▶
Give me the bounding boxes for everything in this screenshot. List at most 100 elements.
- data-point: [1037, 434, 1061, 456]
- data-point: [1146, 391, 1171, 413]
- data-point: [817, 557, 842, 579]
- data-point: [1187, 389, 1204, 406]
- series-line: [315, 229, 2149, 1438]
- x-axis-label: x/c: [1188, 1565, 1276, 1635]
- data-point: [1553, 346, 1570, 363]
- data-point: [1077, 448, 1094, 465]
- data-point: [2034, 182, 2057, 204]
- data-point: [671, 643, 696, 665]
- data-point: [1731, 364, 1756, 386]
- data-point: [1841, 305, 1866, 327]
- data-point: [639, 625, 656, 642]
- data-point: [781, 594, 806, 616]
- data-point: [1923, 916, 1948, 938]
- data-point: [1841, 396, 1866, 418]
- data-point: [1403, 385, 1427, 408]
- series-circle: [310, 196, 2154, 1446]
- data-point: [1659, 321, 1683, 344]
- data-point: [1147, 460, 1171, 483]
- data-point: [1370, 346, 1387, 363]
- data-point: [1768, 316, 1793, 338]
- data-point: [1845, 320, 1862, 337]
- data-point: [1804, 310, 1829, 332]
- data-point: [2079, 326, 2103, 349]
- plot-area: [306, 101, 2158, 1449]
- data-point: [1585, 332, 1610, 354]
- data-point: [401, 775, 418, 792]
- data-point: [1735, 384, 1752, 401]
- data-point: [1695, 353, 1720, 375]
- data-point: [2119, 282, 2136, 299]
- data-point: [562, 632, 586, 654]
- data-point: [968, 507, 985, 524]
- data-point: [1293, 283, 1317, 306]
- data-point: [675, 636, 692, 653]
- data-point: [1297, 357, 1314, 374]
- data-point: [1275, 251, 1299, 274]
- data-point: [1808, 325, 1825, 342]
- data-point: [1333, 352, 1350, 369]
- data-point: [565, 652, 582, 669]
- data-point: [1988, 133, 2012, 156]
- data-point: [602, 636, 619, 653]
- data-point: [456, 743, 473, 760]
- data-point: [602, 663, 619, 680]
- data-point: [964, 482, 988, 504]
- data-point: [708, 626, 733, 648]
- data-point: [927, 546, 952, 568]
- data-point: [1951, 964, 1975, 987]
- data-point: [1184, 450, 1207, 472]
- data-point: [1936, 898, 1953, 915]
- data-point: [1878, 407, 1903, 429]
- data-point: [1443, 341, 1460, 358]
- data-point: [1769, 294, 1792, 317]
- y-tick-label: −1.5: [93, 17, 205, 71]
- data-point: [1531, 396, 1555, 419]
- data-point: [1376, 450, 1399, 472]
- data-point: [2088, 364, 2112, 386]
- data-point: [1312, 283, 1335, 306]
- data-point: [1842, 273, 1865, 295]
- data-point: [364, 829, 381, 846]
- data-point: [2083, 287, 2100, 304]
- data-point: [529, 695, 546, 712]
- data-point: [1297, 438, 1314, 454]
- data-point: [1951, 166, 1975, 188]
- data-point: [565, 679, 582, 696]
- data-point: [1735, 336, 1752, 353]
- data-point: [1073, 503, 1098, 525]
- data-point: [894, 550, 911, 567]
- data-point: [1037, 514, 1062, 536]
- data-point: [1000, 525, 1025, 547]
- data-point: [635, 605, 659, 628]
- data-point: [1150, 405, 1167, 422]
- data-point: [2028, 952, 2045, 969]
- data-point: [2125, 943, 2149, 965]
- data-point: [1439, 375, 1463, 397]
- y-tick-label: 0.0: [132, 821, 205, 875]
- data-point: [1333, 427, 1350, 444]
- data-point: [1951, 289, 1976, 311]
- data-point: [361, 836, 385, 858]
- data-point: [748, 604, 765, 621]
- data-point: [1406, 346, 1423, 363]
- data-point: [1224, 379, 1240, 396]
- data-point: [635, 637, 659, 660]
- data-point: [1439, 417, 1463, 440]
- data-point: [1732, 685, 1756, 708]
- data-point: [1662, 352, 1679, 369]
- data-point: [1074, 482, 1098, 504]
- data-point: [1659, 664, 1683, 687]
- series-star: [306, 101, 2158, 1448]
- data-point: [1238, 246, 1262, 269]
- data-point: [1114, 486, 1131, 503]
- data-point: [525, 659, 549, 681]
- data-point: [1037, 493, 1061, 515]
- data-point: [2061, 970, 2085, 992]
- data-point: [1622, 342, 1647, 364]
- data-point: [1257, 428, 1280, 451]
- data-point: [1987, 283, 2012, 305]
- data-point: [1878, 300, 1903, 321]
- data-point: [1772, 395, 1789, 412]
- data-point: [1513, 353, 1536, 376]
◀
Written request
Rewrite all the items above, changing every "data-point" to "marker" and keeping everything else the same.

Solved problem
Give me the bounding boxes for everything in this screenshot. List at most 100 elements.
- marker: [1037, 434, 1061, 456]
- marker: [1146, 391, 1171, 413]
- marker: [817, 557, 842, 579]
- marker: [1187, 389, 1204, 406]
- series-line: [315, 229, 2149, 1438]
- x-axis-label: x/c: [1188, 1565, 1276, 1635]
- marker: [1553, 346, 1570, 363]
- marker: [1077, 448, 1094, 465]
- marker: [2034, 182, 2057, 204]
- marker: [671, 643, 696, 665]
- marker: [1731, 364, 1756, 386]
- marker: [1841, 305, 1866, 327]
- marker: [639, 625, 656, 642]
- marker: [781, 594, 806, 616]
- marker: [1923, 916, 1948, 938]
- marker: [1841, 396, 1866, 418]
- marker: [1403, 385, 1427, 408]
- series-circle: [310, 196, 2154, 1446]
- marker: [1659, 321, 1683, 344]
- marker: [1147, 460, 1171, 483]
- marker: [1370, 346, 1387, 363]
- marker: [1768, 316, 1793, 338]
- marker: [1845, 320, 1862, 337]
- marker: [1804, 310, 1829, 332]
- marker: [2079, 326, 2103, 349]
- plot-area: [306, 101, 2158, 1449]
- marker: [1585, 332, 1610, 354]
- marker: [401, 775, 418, 792]
- marker: [1735, 384, 1752, 401]
- marker: [1695, 353, 1720, 375]
- marker: [2119, 282, 2136, 299]
- marker: [562, 632, 586, 654]
- marker: [968, 507, 985, 524]
- marker: [1293, 283, 1317, 306]
- marker: [675, 636, 692, 653]
- marker: [1297, 357, 1314, 374]
- marker: [1275, 251, 1299, 274]
- marker: [1808, 325, 1825, 342]
- marker: [1333, 352, 1350, 369]
- marker: [565, 652, 582, 669]
- marker: [1988, 133, 2012, 156]
- marker: [602, 636, 619, 653]
- marker: [456, 743, 473, 760]
- marker: [602, 663, 619, 680]
- marker: [964, 482, 988, 504]
- marker: [708, 626, 733, 648]
- marker: [927, 546, 952, 568]
- marker: [1951, 964, 1975, 987]
- marker: [1184, 450, 1207, 472]
- marker: [1936, 898, 1953, 915]
- marker: [1878, 407, 1903, 429]
- marker: [1443, 341, 1460, 358]
- marker: [1769, 294, 1792, 317]
- y-tick-label: −1.5: [93, 17, 205, 71]
- marker: [1531, 396, 1555, 419]
- marker: [1376, 450, 1399, 472]
- marker: [2088, 364, 2112, 386]
- marker: [1312, 283, 1335, 306]
- marker: [1842, 273, 1865, 295]
- marker: [364, 829, 381, 846]
- marker: [2083, 287, 2100, 304]
- marker: [529, 695, 546, 712]
- marker: [1297, 438, 1314, 454]
- marker: [1951, 166, 1975, 188]
- marker: [565, 679, 582, 696]
- marker: [1735, 336, 1752, 353]
- marker: [1073, 503, 1098, 525]
- marker: [894, 550, 911, 567]
- marker: [1037, 514, 1062, 536]
- marker: [1000, 525, 1025, 547]
- marker: [635, 605, 659, 628]
- marker: [1150, 405, 1167, 422]
- marker: [2028, 952, 2045, 969]
- marker: [2125, 943, 2149, 965]
- marker: [1439, 375, 1463, 397]
- y-tick-label: 0.0: [132, 821, 205, 875]
- marker: [1333, 427, 1350, 444]
- marker: [1951, 289, 1976, 311]
- marker: [361, 836, 385, 858]
- marker: [748, 604, 765, 621]
- marker: [1406, 346, 1423, 363]
- marker: [1224, 379, 1240, 396]
- marker: [635, 637, 659, 660]
- marker: [1439, 417, 1463, 440]
- marker: [1732, 685, 1756, 708]
- marker: [1662, 352, 1679, 369]
- marker: [1074, 482, 1098, 504]
- marker: [1659, 664, 1683, 687]
- series-star: [306, 101, 2158, 1448]
- marker: [1238, 246, 1262, 269]
- marker: [1114, 486, 1131, 503]
- marker: [525, 659, 549, 681]
- marker: [1037, 493, 1061, 515]
- marker: [2061, 970, 2085, 992]
- marker: [1622, 342, 1647, 364]
- marker: [1257, 428, 1280, 451]
- marker: [1987, 283, 2012, 305]
- marker: [1878, 300, 1903, 321]
- marker: [1772, 395, 1789, 412]
- marker: [1513, 353, 1536, 376]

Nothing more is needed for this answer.